## Set task
Copy each line of the entries that contains the word "JSON".
* start Dataset content *
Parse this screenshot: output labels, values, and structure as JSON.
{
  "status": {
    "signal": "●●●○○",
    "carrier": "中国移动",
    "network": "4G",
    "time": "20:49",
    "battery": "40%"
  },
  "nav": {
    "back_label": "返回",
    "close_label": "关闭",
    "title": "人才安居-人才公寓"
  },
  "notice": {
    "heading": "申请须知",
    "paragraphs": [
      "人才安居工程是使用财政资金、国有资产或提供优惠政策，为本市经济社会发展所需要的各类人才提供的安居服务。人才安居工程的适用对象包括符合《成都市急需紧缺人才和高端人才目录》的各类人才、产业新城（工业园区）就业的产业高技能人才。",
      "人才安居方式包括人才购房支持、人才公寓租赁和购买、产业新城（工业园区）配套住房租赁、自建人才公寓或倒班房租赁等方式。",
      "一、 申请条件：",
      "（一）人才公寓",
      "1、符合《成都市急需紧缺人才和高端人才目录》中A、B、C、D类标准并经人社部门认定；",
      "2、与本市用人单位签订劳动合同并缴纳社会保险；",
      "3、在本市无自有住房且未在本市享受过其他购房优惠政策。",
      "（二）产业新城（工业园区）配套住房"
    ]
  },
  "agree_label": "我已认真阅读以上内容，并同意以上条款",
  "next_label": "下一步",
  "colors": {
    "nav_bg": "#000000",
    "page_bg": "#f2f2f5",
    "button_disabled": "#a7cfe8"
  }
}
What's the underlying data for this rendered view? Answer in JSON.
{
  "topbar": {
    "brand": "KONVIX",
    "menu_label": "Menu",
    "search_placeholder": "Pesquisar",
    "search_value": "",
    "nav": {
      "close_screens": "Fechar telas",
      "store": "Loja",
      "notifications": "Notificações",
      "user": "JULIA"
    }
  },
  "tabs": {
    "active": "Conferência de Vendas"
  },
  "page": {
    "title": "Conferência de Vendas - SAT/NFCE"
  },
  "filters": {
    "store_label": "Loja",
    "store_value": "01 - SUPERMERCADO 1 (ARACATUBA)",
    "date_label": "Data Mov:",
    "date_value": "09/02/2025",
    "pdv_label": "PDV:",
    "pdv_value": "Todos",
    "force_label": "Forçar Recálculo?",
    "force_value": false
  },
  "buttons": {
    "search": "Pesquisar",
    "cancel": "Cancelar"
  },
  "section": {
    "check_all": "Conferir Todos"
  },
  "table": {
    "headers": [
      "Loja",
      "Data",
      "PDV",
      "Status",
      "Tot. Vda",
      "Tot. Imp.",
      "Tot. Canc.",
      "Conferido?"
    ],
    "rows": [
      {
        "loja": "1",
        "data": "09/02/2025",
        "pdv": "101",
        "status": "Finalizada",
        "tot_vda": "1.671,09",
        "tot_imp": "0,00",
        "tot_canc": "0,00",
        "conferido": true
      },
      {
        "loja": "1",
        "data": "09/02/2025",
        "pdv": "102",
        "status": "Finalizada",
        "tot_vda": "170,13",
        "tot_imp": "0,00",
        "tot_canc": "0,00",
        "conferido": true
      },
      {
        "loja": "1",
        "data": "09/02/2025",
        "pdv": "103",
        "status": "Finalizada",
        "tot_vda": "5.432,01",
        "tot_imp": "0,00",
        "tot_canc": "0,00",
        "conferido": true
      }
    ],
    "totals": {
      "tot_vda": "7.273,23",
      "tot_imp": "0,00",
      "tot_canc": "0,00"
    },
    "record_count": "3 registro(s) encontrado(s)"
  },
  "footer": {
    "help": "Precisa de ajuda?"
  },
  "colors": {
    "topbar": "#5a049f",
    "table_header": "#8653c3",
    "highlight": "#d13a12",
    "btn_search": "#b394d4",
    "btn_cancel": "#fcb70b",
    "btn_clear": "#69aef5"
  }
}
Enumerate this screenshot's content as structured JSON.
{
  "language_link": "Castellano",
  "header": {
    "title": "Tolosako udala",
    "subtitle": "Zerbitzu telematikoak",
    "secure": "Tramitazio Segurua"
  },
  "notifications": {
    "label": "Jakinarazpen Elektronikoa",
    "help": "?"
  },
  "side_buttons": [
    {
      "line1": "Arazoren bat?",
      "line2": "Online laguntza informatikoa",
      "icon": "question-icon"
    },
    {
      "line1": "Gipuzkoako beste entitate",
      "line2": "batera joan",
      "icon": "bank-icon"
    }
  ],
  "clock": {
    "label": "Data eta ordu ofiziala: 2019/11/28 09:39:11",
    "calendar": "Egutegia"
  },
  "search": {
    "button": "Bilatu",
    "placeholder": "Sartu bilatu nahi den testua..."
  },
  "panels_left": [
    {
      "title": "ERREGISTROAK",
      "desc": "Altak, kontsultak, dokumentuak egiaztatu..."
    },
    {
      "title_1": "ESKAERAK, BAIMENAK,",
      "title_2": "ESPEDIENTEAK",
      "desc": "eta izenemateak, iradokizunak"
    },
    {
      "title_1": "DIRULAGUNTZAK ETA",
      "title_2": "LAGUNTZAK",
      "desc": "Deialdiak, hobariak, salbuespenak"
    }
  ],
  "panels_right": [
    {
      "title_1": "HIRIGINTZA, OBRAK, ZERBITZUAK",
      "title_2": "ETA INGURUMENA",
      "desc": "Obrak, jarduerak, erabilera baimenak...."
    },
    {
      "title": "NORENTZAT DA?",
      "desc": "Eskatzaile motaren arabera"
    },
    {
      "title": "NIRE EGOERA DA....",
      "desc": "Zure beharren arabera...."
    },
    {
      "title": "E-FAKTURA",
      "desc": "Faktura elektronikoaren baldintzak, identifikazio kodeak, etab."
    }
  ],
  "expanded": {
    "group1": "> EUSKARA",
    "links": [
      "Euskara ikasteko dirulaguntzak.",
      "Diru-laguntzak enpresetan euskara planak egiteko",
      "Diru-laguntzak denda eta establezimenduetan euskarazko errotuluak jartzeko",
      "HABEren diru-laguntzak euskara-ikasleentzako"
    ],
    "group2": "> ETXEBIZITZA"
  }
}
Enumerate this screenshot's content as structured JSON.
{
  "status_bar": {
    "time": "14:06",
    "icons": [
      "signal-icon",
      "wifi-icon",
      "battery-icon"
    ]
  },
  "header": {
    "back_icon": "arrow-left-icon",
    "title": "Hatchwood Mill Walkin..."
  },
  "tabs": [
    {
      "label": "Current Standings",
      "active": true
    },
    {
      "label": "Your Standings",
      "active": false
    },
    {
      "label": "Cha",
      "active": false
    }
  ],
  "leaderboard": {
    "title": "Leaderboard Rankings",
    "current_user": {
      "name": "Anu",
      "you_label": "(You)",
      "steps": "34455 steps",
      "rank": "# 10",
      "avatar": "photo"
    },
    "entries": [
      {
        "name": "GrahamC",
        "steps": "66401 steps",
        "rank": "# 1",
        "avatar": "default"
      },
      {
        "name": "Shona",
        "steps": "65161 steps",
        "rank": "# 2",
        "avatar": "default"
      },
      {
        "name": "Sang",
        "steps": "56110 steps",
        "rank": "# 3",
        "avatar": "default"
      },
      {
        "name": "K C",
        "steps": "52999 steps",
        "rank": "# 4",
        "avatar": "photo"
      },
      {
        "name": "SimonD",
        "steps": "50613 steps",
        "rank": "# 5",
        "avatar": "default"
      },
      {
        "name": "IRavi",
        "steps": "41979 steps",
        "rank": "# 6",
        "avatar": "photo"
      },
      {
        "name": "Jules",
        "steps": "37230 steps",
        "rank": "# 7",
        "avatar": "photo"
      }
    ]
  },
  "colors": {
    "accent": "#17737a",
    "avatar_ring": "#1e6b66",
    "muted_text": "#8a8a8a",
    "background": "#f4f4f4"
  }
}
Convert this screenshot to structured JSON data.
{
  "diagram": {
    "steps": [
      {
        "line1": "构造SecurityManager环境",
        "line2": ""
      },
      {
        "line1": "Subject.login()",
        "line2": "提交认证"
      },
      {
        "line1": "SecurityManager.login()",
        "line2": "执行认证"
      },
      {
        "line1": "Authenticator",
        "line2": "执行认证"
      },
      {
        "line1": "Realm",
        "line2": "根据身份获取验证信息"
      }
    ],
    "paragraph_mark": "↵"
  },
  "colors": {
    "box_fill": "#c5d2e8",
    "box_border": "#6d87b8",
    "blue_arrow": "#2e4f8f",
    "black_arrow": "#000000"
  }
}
* end Dataset content *
## Answer to this task
Parse this screenshot: output labels, values, and structure as JSON.
What's the underlying data for this rendered view? Answer in JSON.
Enumerate this screenshot's content as structured JSON.
Enumerate this screenshot's content as structured JSON.
Convert this screenshot to structured JSON data.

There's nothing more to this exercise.